Exercise objective: Check each statement against the heat safety report below and answer yes or no, quoting the words from the report that decide it. 1. Kosciw takes more breaks as the temperature climbs. 2. Hinson advises drinking alcoholic beverages to stay cool. 3. The man who passed out from heat stroke was working in an attic.

Whether it's for work or play, it's a good idea to protect yourself against this week's sweltering temperatures.

Dennis Kosciw, an AC tech, says, "It's supposed to be up to 105 heat index today. It's pretty rough out here working in the sun."

Dennis Kosciw works on air conditioning systems, so he spends a lot of time outside. When the temperature rises, so does the amount of breaks Kosciw takes. He says he's seen people fall victim to heat illnesses, even when they're not outside.

"I was working in an attic doing air conditioning; we had a man pass out from heat stroke. It got hot."

These people have their own solution to keep cool.

"It's just so muggy. It just adds to the heat index. You can't get refreshed unless you're surrounded by water."

If you must be outside and can't stop for a dip in the Chipola River, experts say you should remember these dos and don'ts.

Beverly Hinson of the Jackson County Health Department, says, "If you can work in the cool hours of the day or the evening, in addition stay out of the sun as much as possible, drink extra fluids, but avoid alcoholic beverages. Alcohol leads to dehydration."

Dehydration leads to heat injuries, something many first responders say they see a lot this time of year.

Cpt. Nakeya Lovett of Marianna Fire/Rescue says, “During the summer we respond to several people outside working that's become overwhelmed with the heat."

If your body gets overheated some of the injuries you can sustain are heat cramps, heat exhaustion and heat stroke.

Material:
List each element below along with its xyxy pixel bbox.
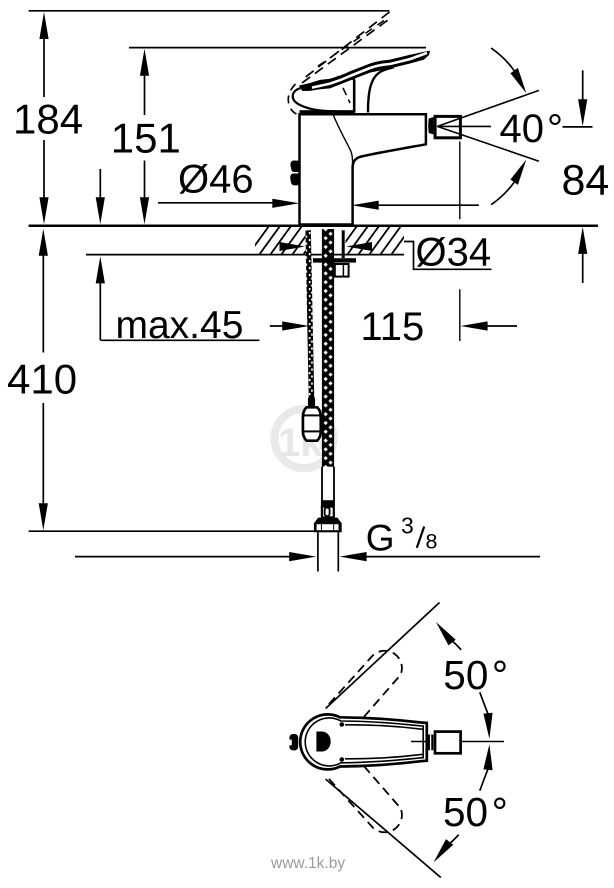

The result:
1. Yes: "When the temperature rises, so does the amount of breaks Kosciw takes."
2. No: "drink extra fluids, but avoid alcoholic beverages."
3. Yes: "I was working in an attic doing air conditioning; we had a man pass out from heat stroke."